- Stored data entries:

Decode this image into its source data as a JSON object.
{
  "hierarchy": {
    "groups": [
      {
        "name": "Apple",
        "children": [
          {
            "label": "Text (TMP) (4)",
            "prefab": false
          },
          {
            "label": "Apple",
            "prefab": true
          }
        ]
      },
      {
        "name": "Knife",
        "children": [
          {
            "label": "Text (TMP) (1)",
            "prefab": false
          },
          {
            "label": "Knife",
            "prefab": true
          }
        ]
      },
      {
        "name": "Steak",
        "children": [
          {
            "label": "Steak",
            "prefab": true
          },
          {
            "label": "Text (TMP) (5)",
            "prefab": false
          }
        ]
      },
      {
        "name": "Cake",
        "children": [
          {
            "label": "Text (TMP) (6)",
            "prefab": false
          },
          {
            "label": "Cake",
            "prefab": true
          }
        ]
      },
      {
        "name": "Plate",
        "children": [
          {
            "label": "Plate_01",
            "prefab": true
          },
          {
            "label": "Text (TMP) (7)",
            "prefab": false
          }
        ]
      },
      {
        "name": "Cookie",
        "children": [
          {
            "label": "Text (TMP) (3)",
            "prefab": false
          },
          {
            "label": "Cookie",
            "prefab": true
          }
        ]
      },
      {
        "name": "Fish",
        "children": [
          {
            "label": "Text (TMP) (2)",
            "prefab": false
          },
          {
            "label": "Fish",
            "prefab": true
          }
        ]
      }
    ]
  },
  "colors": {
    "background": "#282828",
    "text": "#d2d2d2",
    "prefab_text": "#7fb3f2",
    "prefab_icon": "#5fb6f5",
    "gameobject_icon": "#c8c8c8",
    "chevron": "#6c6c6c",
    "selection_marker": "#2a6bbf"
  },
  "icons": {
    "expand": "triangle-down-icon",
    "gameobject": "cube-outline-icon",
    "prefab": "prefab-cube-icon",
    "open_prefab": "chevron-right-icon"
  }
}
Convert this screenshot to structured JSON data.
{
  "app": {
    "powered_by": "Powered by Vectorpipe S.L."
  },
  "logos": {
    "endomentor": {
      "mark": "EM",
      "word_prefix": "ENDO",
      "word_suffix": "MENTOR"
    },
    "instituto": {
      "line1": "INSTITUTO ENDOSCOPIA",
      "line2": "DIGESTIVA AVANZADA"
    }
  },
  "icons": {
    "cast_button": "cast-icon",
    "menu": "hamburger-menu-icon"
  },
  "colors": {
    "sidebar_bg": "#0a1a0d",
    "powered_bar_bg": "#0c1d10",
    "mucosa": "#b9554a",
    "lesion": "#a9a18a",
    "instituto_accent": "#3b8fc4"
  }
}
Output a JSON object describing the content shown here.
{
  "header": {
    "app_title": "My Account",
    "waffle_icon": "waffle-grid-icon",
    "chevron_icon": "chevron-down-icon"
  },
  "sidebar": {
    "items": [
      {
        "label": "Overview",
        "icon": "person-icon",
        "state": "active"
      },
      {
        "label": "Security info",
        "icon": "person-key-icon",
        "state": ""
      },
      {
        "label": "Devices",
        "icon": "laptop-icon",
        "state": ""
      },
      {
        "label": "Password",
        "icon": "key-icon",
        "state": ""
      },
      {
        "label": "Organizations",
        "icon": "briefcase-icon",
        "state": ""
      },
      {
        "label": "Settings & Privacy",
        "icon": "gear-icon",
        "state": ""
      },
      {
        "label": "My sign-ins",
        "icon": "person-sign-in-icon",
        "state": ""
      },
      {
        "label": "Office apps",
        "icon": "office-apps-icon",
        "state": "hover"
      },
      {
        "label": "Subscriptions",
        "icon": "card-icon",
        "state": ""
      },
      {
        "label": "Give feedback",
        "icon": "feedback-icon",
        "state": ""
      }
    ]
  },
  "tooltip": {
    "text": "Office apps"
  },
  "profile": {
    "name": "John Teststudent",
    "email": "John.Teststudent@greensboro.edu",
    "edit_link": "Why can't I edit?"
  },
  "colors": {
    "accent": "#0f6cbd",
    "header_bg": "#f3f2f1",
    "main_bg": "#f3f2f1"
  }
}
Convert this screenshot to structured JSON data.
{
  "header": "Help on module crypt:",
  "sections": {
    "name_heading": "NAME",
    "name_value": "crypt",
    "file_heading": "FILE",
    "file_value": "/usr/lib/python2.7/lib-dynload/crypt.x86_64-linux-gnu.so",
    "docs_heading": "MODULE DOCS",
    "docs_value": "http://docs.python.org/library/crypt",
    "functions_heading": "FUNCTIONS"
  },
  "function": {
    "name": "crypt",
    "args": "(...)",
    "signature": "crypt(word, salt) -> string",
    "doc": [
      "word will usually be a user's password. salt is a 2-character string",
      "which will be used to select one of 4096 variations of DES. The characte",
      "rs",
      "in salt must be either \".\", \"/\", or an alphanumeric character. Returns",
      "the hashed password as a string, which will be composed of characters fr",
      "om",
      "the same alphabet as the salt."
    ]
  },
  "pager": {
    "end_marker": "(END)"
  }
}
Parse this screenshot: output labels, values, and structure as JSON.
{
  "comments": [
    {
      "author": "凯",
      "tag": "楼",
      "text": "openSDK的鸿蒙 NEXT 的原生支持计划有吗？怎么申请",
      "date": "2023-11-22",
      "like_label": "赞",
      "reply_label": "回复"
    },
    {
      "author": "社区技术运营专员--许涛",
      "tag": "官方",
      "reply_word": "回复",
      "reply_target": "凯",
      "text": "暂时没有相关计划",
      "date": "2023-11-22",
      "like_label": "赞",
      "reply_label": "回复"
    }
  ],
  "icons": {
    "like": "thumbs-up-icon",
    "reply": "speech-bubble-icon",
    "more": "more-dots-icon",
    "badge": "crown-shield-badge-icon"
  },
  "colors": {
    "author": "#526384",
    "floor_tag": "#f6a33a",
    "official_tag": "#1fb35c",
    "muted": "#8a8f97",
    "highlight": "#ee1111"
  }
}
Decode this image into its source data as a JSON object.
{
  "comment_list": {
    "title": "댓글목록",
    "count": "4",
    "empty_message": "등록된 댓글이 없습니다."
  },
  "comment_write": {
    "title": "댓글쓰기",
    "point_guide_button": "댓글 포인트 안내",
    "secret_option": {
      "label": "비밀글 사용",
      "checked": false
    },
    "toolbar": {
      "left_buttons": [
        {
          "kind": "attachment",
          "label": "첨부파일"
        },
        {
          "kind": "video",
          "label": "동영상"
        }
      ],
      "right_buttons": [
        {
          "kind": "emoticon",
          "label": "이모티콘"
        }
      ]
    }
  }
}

- GIVEN TASK: State how many lines of the listing above hold the word "which", with nothing but the number.

- RESPONSE: 2